EXERCISE TASK: Set down each line of the material that follows, exactly, with no pictures.
===
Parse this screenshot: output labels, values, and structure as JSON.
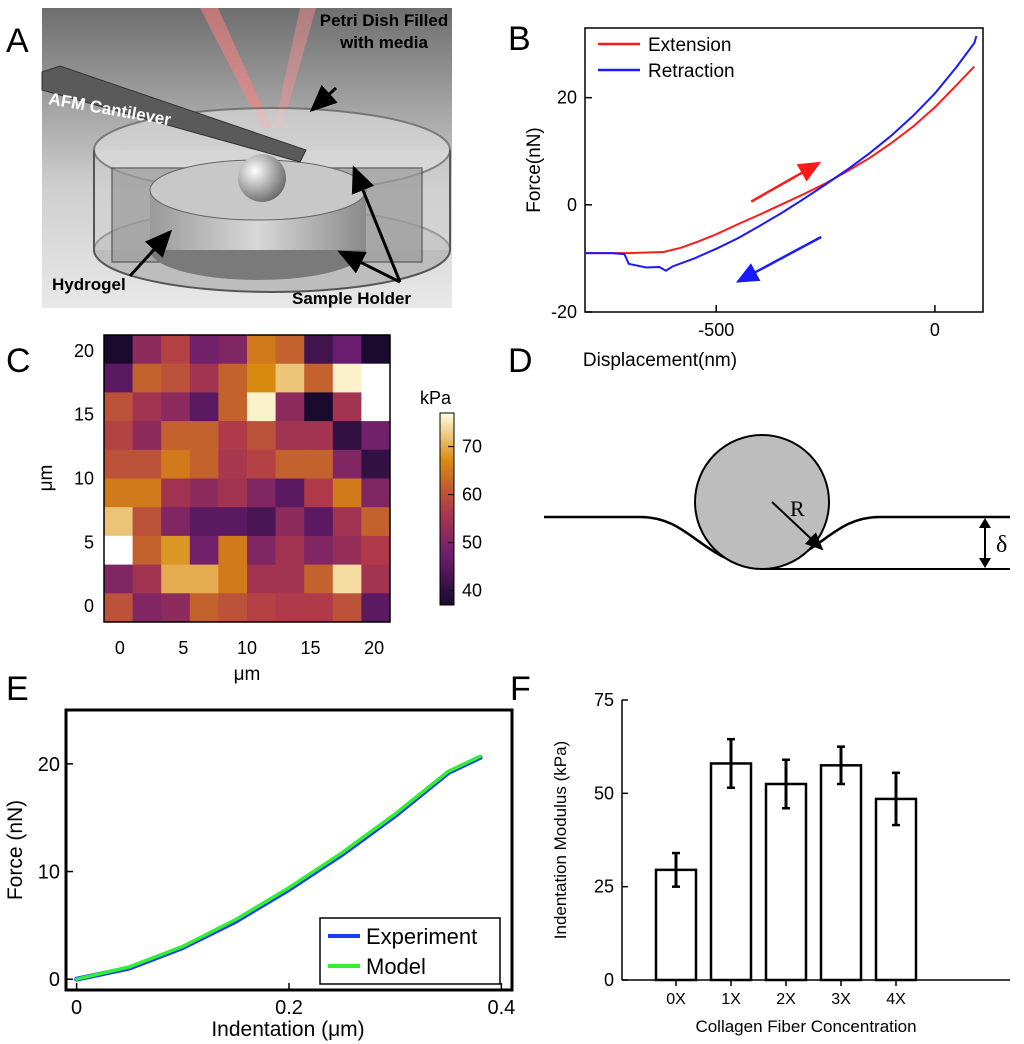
{
  "panel_labels": [
    "A",
    "B",
    "C",
    "D",
    "E",
    "F"
  ],
  "colors": {
    "extension": "#ff1a1a",
    "retraction": "#1a1aff",
    "experiment": "#1a3cff",
    "model": "#33ee33",
    "bar_fill": "#ffffff",
    "laser": "#ff8080"
  },
  "panel_a": {
    "labels": {
      "petri_dish": "Petri Dish Filled with media",
      "cantilever": "AFM Cantilever",
      "hydrogel": "Hydrogel",
      "sample_holder": "Sample Holder"
    }
  },
  "panel_d": {
    "radius_label": "R",
    "depth_label": "δ"
  },
  "chart_data": [
    {
      "panel": "B",
      "type": "line",
      "xlabel": "Displacement(nm)",
      "ylabel": "Force(nN)",
      "xlim": [
        -800,
        110
      ],
      "ylim": [
        -20,
        33
      ],
      "xticks": [
        -500,
        0
      ],
      "yticks": [
        -20,
        0,
        20
      ],
      "legend": [
        "Extension",
        "Retraction"
      ],
      "legend_position": "top-left",
      "series": [
        {
          "name": "Extension",
          "color": "#ff1a1a",
          "x": [
            -800,
            -700,
            -620,
            -580,
            -540,
            -500,
            -450,
            -400,
            -350,
            -300,
            -250,
            -200,
            -150,
            -100,
            -50,
            0,
            50,
            90
          ],
          "y": [
            -9,
            -9,
            -8.8,
            -8,
            -6.8,
            -5.5,
            -3.6,
            -1.8,
            0.1,
            2,
            4,
            6.3,
            8.7,
            11.5,
            14.6,
            18.2,
            22.4,
            25.8
          ]
        },
        {
          "name": "Retraction",
          "color": "#1a1aff",
          "x": [
            95,
            90,
            50,
            0,
            -50,
            -100,
            -150,
            -200,
            -250,
            -300,
            -350,
            -400,
            -450,
            -500,
            -550,
            -600,
            -615,
            -630,
            -660,
            -700,
            -710,
            -740,
            -800
          ],
          "y": [
            31.5,
            30.2,
            25.8,
            20.8,
            16.6,
            12.9,
            9.6,
            6.6,
            3.8,
            1.1,
            -1.5,
            -3.9,
            -6.2,
            -8.2,
            -10,
            -11.5,
            -12.3,
            -11.6,
            -11.7,
            -11,
            -9.2,
            -9,
            -9
          ]
        }
      ],
      "annotations": [
        {
          "type": "arrow",
          "color": "#ff1a1a",
          "from": [
            -420,
            0.6
          ],
          "to": [
            -265,
            7.8
          ]
        },
        {
          "type": "arrow",
          "color": "#1a1aff",
          "from": [
            -260,
            -6
          ],
          "to": [
            -450,
            -14.3
          ]
        }
      ]
    },
    {
      "panel": "C",
      "type": "heatmap",
      "xlabel": "μm",
      "ylabel": "μm",
      "xticks": [
        0,
        5,
        10,
        15,
        20
      ],
      "yticks": [
        0,
        5,
        10,
        15,
        20
      ],
      "xlim": [
        -1.25,
        21.25
      ],
      "ylim": [
        -1.25,
        21.25
      ],
      "colorbar_label": "kPa",
      "colorbar_ticks": [
        40,
        50,
        60,
        70
      ],
      "clim": [
        37,
        77
      ],
      "colormap": "hot-purple",
      "rows_top_to_bottom": [
        [
          37,
          52,
          58,
          48,
          50,
          65,
          62,
          42,
          47,
          37
        ],
        [
          45,
          62,
          60,
          55,
          62,
          67,
          72,
          62,
          76,
          77
        ],
        [
          60,
          55,
          52,
          45,
          62,
          76,
          52,
          37,
          55,
          77
        ],
        [
          58,
          52,
          62,
          62,
          57,
          60,
          55,
          55,
          40,
          48
        ],
        [
          60,
          60,
          65,
          62,
          56,
          58,
          62,
          62,
          50,
          40
        ],
        [
          65,
          65,
          55,
          52,
          55,
          50,
          45,
          57,
          65,
          50
        ],
        [
          72,
          60,
          50,
          45,
          45,
          43,
          52,
          45,
          55,
          62
        ],
        [
          77,
          62,
          68,
          48,
          65,
          50,
          55,
          50,
          53,
          57
        ],
        [
          50,
          55,
          70,
          70,
          65,
          55,
          55,
          62,
          74,
          55
        ],
        [
          60,
          50,
          52,
          62,
          60,
          58,
          57,
          57,
          60,
          45
        ]
      ]
    },
    {
      "panel": "E",
      "type": "line",
      "xlabel": "Indentation (μm)",
      "ylabel": "Force (nN)",
      "xlim": [
        -0.01,
        0.41
      ],
      "ylim": [
        -1,
        25
      ],
      "xticks": [
        0,
        0.2,
        0.4
      ],
      "yticks": [
        0,
        10,
        20
      ],
      "legend": [
        "Experiment",
        "Model"
      ],
      "legend_position": "bottom-right",
      "series": [
        {
          "name": "Experiment",
          "color": "#1a3cff",
          "x": [
            0,
            0.05,
            0.1,
            0.15,
            0.2,
            0.25,
            0.3,
            0.35,
            0.38
          ],
          "y": [
            0,
            1.05,
            2.95,
            5.4,
            8.35,
            11.6,
            15.2,
            19.2,
            20.6
          ]
        },
        {
          "name": "Model",
          "color": "#33ee33",
          "x": [
            0,
            0.05,
            0.1,
            0.15,
            0.2,
            0.25,
            0.3,
            0.35,
            0.38
          ],
          "y": [
            0,
            1.15,
            3.05,
            5.55,
            8.5,
            11.75,
            15.35,
            19.3,
            20.7
          ]
        }
      ]
    },
    {
      "panel": "F",
      "type": "bar",
      "xlabel": "Collagen Fiber Concentration",
      "ylabel": "Indentation Modulus (kPa)",
      "categories": [
        "0X",
        "1X",
        "2X",
        "3X",
        "4X"
      ],
      "values": [
        29.5,
        58,
        52.5,
        57.5,
        48.5
      ],
      "errors": [
        4.5,
        6.5,
        6.5,
        5,
        7
      ],
      "ylim": [
        0,
        75
      ],
      "yticks": [
        0,
        25,
        50,
        75
      ]
    }
  ]
}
===
REPLY:
Parse this screenshot: output labels, values, and structure as JSON.
{
  "panel_labels": [
    "A",
    "B",
    "C",
    "D",
    "E",
    "F"
  ],
  "colors": {
    "extension": "#ff1a1a",
    "retraction": "#1a1aff",
    "experiment": "#1a3cff",
    "model": "#33ee33",
    "bar_fill": "#ffffff",
    "laser": "#ff8080"
  },
  "panel_a": {
    "labels": {
      "petri_dish": "Petri Dish Filled with media",
      "cantilever": "AFM Cantilever",
      "hydrogel": "Hydrogel",
      "sample_holder": "Sample Holder"
    }
  },
  "panel_d": {
    "radius_label": "R",
    "depth_label": "δ"
  },
  "chart_data": [
    {
      "panel": "B",
      "type": "line",
      "xlabel": "Displacement(nm)",
      "ylabel": "Force(nN)",
      "xlim": [
        -800,
        110
      ],
      "ylim": [
        -20,
        33
      ],
      "xticks": [
        -500,
        0
      ],
      "yticks": [
        -20,
        0,
        20
      ],
      "legend": [
        "Extension",
        "Retraction"
      ],
      "legend_position": "top-left",
      "series": [
        {
          "name": "Extension",
          "color": "#ff1a1a",
          "x": [
            -800,
            -700,
            -620,
            -580,
            -540,
            -500,
            -450,
            -400,
            -350,
            -300,
            -250,
            -200,
            -150,
            -100,
            -50,
            0,
            50,
            90
          ],
          "y": [
            -9,
            -9,
            -8.8,
            -8,
            -6.8,
            -5.5,
            -3.6,
            -1.8,
            0.1,
            2,
            4,
            6.3,
            8.7,
            11.5,
            14.6,
            18.2,
            22.4,
            25.8
          ]
        },
        {
          "name": "Retraction",
          "color": "#1a1aff",
          "x": [
            95,
            90,
            50,
            0,
            -50,
            -100,
            -150,
            -200,
            -250,
            -300,
            -350,
            -400,
            -450,
            -500,
            -550,
            -600,
            -615,
            -630,
            -660,
            -700,
            -710,
            -740,
            -800
          ],
          "y": [
            31.5,
            30.2,
            25.8,
            20.8,
            16.6,
            12.9,
            9.6,
            6.6,
            3.8,
            1.1,
            -1.5,
            -3.9,
            -6.2,
            -8.2,
            -10,
            -11.5,
            -12.3,
            -11.6,
            -11.7,
            -11,
            -9.2,
            -9,
            -9
          ]
        }
      ],
      "annotations": [
        {
          "type": "arrow",
          "color": "#ff1a1a",
          "from": [
            -420,
            0.6
          ],
          "to": [
            -265,
            7.8
          ]
        },
        {
          "type": "arrow",
          "color": "#1a1aff",
          "from": [
            -260,
            -6
          ],
          "to": [
            -450,
            -14.3
          ]
        }
      ]
    },
    {
      "panel": "C",
      "type": "heatmap",
      "xlabel": "μm",
      "ylabel": "μm",
      "xticks": [
        0,
        5,
        10,
        15,
        20
      ],
      "yticks": [
        0,
        5,
        10,
        15,
        20
      ],
      "xlim": [
        -1.25,
        21.25
      ],
      "ylim": [
        -1.25,
        21.25
      ],
      "colorbar_label": "kPa",
      "colorbar_ticks": [
        40,
        50,
        60,
        70
      ],
      "clim": [
        37,
        77
      ],
      "colormap": "hot-purple",
      "rows_top_to_bottom": [
        [
          37,
          52,
          58,
          48,
          50,
          65,
          62,
          42,
          47,
          37
        ],
        [
          45,
          62,
          60,
          55,
          62,
          67,
          72,
          62,
          76,
          77
        ],
        [
          60,
          55,
          52,
          45,
          62,
          76,
          52,
          37,
          55,
          77
        ],
        [
          58,
          52,
          62,
          62,
          57,
          60,
          55,
          55,
          40,
          48
        ],
        [
          60,
          60,
          65,
          62,
          56,
          58,
          62,
          62,
          50,
          40
        ],
        [
          65,
          65,
          55,
          52,
          55,
          50,
          45,
          57,
          65,
          50
        ],
        [
          72,
          60,
          50,
          45,
          45,
          43,
          52,
          45,
          55,
          62
        ],
        [
          77,
          62,
          68,
          48,
          65,
          50,
          55,
          50,
          53,
          57
        ],
        [
          50,
          55,
          70,
          70,
          65,
          55,
          55,
          62,
          74,
          55
        ],
        [
          60,
          50,
          52,
          62,
          60,
          58,
          57,
          57,
          60,
          45
        ]
      ]
    },
    {
      "panel": "E",
      "type": "line",
      "xlabel": "Indentation (μm)",
      "ylabel": "Force (nN)",
      "xlim": [
        -0.01,
        0.41
      ],
      "ylim": [
        -1,
        25
      ],
      "xticks": [
        0,
        0.2,
        0.4
      ],
      "yticks": [
        0,
        10,
        20
      ],
      "legend": [
        "Experiment",
        "Model"
      ],
      "legend_position": "bottom-right",
      "series": [
        {
          "name": "Experiment",
          "color": "#1a3cff",
          "x": [
            0,
            0.05,
            0.1,
            0.15,
            0.2,
            0.25,
            0.3,
            0.35,
            0.38
          ],
          "y": [
            0,
            1.05,
            2.95,
            5.4,
            8.35,
            11.6,
            15.2,
            19.2,
            20.6
          ]
        },
        {
          "name": "Model",
          "color": "#33ee33",
          "x": [
            0,
            0.05,
            0.1,
            0.15,
            0.2,
            0.25,
            0.3,
            0.35,
            0.38
          ],
          "y": [
            0,
            1.15,
            3.05,
            5.55,
            8.5,
            11.75,
            15.35,
            19.3,
            20.7
          ]
        }
      ]
    },
    {
      "panel": "F",
      "type": "bar",
      "xlabel": "Collagen Fiber Concentration",
      "ylabel": "Indentation Modulus (kPa)",
      "categories": [
        "0X",
        "1X",
        "2X",
        "3X",
        "4X"
      ],
      "values": [
        29.5,
        58,
        52.5,
        57.5,
        48.5
      ],
      "errors": [
        4.5,
        6.5,
        6.5,
        5,
        7
      ],
      "ylim": [
        0,
        75
      ],
      "yticks": [
        0,
        25,
        50,
        75
      ]
    }
  ]
}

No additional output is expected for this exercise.